◆ Entries supplied ◆
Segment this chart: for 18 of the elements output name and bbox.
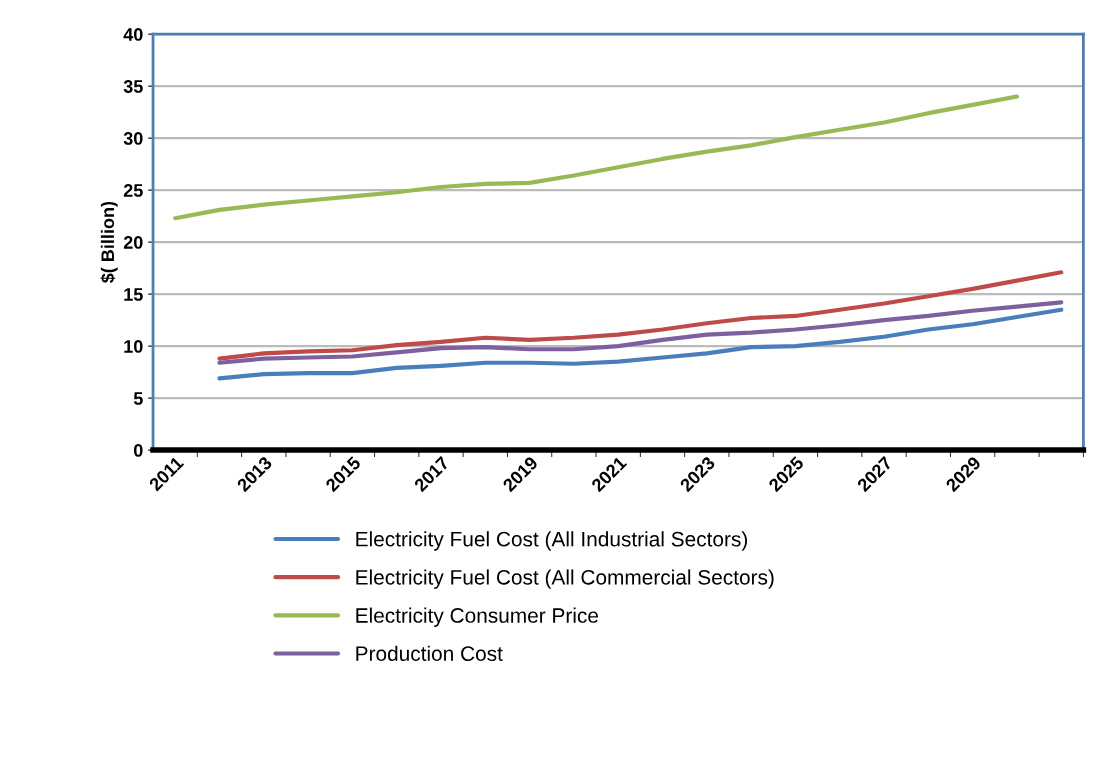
y-tick-label: 30 <box>123 132 143 145</box>
y-axis-title: $( Billion) <box>100 201 118 283</box>
y-tick-label: 35 <box>123 80 143 93</box>
line-series <box>217 300 1064 365</box>
legend-label: Electricity Fuel Cost (All Commercial Sectors) <box>356 569 774 589</box>
legend-label: Electricity Fuel Cost (All Industrial Sectors) <box>356 531 747 551</box>
line-series <box>217 270 1064 361</box>
y-tick-label: 20 <box>123 236 143 249</box>
y-tick-label: 15 <box>124 288 143 301</box>
y-tick-label: 5 <box>133 392 143 405</box>
line-series <box>217 307 1064 381</box>
y-tick-label: 10 <box>124 340 143 353</box>
y-tick-label: 0 <box>133 444 143 457</box>
legend-label: Electricity Consumer Price <box>356 607 599 627</box>
y-tick-label: 25 <box>123 184 143 197</box>
legend-label: Production Cost <box>356 645 503 662</box>
y-tick-label: 40 <box>123 28 143 41</box>
line-series <box>173 94 1020 221</box>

◆ Direction ◆
Rewrite every line of the listing above as a numbered list, skipping blank lines and leaving out the picture.

◆ Task response ◆
1. Segment this chart: for 18 of the elements output name and bbox.
2. y-tick-label: 30 <box>123 132 143 145</box>
3. y-axis-title: $( Billion) <box>100 201 118 283</box>
4. y-tick-label: 35 <box>123 80 143 93</box>
5. line-series <box>217 300 1064 365</box>
6. legend-label: Electricity Fuel Cost (All Commercial Sectors) <box>356 569 774 589</box>
7. legend-label: Electricity Fuel Cost (All Industrial Sectors) <box>356 531 747 551</box>
8. line-series <box>217 270 1064 361</box>
9. y-tick-label: 20 <box>123 236 143 249</box>
10. y-tick-label: 15 <box>124 288 143 301</box>
11. y-tick-label: 5 <box>133 392 143 405</box>
12. line-series <box>217 307 1064 381</box>
13. y-tick-label: 10 <box>124 340 143 353</box>
14. y-tick-label: 0 <box>133 444 143 457</box>
15. legend-label: Electricity Consumer Price <box>356 607 599 627</box>
16. y-tick-label: 25 <box>123 184 143 197</box>
17. legend-label: Production Cost <box>356 645 503 662</box>
18. y-tick-label: 40 <box>123 28 143 41</box>
19. line-series <box>173 94 1020 221</box>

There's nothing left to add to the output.